_Goal of the exercise_
Return the full listing, character for character.

== Data extract ==

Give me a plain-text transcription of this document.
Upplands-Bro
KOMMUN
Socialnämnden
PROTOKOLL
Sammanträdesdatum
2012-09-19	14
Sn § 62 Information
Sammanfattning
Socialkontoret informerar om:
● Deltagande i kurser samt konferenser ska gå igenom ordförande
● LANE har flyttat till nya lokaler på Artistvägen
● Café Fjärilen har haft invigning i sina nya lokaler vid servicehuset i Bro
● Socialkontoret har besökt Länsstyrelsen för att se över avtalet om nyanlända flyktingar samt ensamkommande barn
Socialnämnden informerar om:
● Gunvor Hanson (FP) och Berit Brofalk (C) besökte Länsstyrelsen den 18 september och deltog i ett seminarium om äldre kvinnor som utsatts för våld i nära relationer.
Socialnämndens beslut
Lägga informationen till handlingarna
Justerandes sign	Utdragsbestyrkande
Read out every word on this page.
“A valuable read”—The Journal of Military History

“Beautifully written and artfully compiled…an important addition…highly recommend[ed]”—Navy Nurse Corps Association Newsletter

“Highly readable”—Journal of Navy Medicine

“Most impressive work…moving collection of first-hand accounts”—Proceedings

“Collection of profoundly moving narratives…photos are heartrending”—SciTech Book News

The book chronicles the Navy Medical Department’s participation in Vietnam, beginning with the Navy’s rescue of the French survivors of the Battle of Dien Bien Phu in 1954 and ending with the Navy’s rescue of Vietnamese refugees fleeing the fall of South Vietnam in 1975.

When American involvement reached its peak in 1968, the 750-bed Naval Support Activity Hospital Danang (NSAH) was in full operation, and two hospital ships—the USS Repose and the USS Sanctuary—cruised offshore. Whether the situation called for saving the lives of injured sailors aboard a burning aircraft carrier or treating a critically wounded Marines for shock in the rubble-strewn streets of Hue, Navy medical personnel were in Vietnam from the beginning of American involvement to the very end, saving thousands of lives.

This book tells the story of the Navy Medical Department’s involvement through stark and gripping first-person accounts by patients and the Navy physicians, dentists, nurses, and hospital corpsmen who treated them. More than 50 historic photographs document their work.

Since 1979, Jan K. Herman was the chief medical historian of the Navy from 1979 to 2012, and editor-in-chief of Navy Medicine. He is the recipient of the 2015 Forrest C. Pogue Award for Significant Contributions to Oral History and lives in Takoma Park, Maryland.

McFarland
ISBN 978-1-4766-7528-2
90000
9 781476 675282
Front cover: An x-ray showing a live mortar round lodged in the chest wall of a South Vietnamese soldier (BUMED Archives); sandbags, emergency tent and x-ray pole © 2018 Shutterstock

===

_Result for this task_
Give me a plain-text transcription of this document.
Upplands-Bro
KOMMUN
Socialnämnden
PROTOKOLL
Sammanträdesdatum
2012-09-19	14
Sn § 62 Information
Sammanfattning
Socialkontoret informerar om:
● Deltagande i kurser samt konferenser ska gå igenom ordförande
● LANE har flyttat till nya lokaler på Artistvägen
● Café Fjärilen har haft invigning i sina nya lokaler vid servicehuset i Bro
● Socialkontoret har besökt Länsstyrelsen för att se över avtalet om nyanlända flyktingar samt ensamkommande barn
Socialnämnden informerar om:
● Gunvor Hanson (FP) och Berit Brofalk (C) besökte Länsstyrelsen den 18 september och deltog i ett seminarium om äldre kvinnor som utsatts för våld i nära relationer.
Socialnämndens beslut
Lägga informationen till handlingarna
Justerandes sign	Utdragsbestyrkande
Read out every word on this page.
“A valuable read”—The Journal of Military History

“Beautifully written and artfully compiled…an important addition…highly recommend[ed]”—Navy Nurse Corps Association Newsletter

“Highly readable”—Journal of Navy Medicine

“Most impressive work…moving collection of first-hand accounts”—Proceedings

“Collection of profoundly moving narratives…photos are heartrending”—SciTech Book News

The book chronicles the Navy Medical Department’s participation in Vietnam, beginning with the Navy’s rescue of the French survivors of the Battle of Dien Bien Phu in 1954 and ending with the Navy’s rescue of Vietnamese refugees fleeing the fall of South Vietnam in 1975.

When American involvement reached its peak in 1968, the 750-bed Naval Support Activity Hospital Danang (NSAH) was in full operation, and two hospital ships—the USS Repose and the USS Sanctuary—cruised offshore. Whether the situation called for saving the lives of injured sailors aboard a burning aircraft carrier or treating a critically wounded Marines for shock in the rubble-strewn streets of Hue, Navy medical personnel were in Vietnam from the beginning of American involvement to the very end, saving thousands of lives.

This book tells the story of the Navy Medical Department’s involvement through stark and gripping first-person accounts by patients and the Navy physicians, dentists, nurses, and hospital corpsmen who treated them. More than 50 historic photographs document their work.

Since 1979, Jan K. Herman was the chief medical historian of the Navy from 1979 to 2012, and editor-in-chief of Navy Medicine. He is the recipient of the 2015 Forrest C. Pogue Award for Significant Contributions to Oral History and lives in Takoma Park, Maryland.

McFarland
ISBN 978-1-4766-7528-2
90000
9 781476 675282
Front cover: An x-ray showing a live mortar round lodged in the chest wall of a South Vietnamese soldier (BUMED Archives); sandbags, emergency tent and x-ray pole © 2018 Shutterstock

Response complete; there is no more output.